— Start of SUPPLIED DATA —

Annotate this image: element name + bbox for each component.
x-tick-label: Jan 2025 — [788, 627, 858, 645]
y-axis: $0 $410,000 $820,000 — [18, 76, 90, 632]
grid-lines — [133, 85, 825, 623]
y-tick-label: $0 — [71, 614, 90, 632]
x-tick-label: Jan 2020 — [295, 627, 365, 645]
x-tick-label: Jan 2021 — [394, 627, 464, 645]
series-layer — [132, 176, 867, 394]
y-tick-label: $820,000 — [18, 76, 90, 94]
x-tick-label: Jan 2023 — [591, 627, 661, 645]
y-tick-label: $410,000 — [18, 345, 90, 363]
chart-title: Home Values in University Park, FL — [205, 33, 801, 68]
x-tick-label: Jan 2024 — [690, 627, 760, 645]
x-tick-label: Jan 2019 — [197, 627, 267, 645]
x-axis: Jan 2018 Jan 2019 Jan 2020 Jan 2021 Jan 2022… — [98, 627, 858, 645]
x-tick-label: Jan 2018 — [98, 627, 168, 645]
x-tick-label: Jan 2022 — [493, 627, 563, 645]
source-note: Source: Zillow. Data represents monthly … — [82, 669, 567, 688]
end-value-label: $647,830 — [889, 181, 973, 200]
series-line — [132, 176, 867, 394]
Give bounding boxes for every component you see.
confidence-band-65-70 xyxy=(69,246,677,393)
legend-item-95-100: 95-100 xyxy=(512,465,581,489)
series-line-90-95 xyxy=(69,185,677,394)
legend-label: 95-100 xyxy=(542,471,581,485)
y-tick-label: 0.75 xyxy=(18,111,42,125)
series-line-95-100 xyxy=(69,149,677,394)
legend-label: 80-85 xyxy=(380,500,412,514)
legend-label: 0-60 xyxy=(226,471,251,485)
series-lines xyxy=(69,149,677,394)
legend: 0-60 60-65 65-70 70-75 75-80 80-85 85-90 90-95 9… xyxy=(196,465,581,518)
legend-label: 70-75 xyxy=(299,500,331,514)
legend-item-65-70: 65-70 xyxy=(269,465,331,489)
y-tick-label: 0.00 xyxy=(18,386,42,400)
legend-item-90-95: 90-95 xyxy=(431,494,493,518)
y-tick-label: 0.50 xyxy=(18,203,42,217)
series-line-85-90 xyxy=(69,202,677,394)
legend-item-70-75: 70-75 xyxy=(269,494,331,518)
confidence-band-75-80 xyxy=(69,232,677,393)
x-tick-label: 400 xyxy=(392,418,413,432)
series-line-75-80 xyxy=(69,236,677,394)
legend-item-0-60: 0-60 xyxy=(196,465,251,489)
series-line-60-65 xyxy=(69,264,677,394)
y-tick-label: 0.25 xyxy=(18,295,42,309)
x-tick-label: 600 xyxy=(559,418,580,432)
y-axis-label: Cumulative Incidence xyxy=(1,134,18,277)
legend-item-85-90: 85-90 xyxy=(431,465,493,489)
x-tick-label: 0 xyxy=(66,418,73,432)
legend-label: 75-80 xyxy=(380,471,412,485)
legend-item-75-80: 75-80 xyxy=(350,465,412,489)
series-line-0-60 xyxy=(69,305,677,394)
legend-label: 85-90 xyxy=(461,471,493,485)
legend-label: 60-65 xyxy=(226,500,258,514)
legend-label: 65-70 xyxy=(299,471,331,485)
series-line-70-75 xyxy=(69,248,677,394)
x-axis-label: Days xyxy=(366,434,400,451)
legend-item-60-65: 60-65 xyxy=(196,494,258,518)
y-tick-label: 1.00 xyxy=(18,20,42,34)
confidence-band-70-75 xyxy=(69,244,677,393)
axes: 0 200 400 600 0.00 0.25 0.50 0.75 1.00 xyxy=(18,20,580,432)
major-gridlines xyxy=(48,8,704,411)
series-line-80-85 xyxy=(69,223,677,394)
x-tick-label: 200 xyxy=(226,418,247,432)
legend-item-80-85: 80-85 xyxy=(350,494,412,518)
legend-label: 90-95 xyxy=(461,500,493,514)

— End of SUPPLIED DATA —

DIRECTIONS: Return word for word the stretch of lines from the first one through the line that contains "series-line — [132, 176, 867, 394]", with both of those lines included.

RESULT OF THE EXERCISE:
Annotate this image: element name + bbox for each component.
x-tick-label: Jan 2025 — [788, 627, 858, 645]
y-axis: $0 $410,000 $820,000 — [18, 76, 90, 632]
grid-lines — [133, 85, 825, 623]
y-tick-label: $0 — [71, 614, 90, 632]
x-tick-label: Jan 2020 — [295, 627, 365, 645]
x-tick-label: Jan 2021 — [394, 627, 464, 645]
series-layer — [132, 176, 867, 394]
y-tick-label: $820,000 — [18, 76, 90, 94]
x-tick-label: Jan 2023 — [591, 627, 661, 645]
y-tick-label: $410,000 — [18, 345, 90, 363]
chart-title: Home Values in University Park, FL — [205, 33, 801, 68]
x-tick-label: Jan 2024 — [690, 627, 760, 645]
x-tick-label: Jan 2019 — [197, 627, 267, 645]
x-axis: Jan 2018 Jan 2019 Jan 2020 Jan 2021 Jan 2022… — [98, 627, 858, 645]
x-tick-label: Jan 2018 — [98, 627, 168, 645]
x-tick-label: Jan 2022 — [493, 627, 563, 645]
source-note: Source: Zillow. Data represents monthly … — [82, 669, 567, 688]
end-value-label: $647,830 — [889, 181, 973, 200]
series-line — [132, 176, 867, 394]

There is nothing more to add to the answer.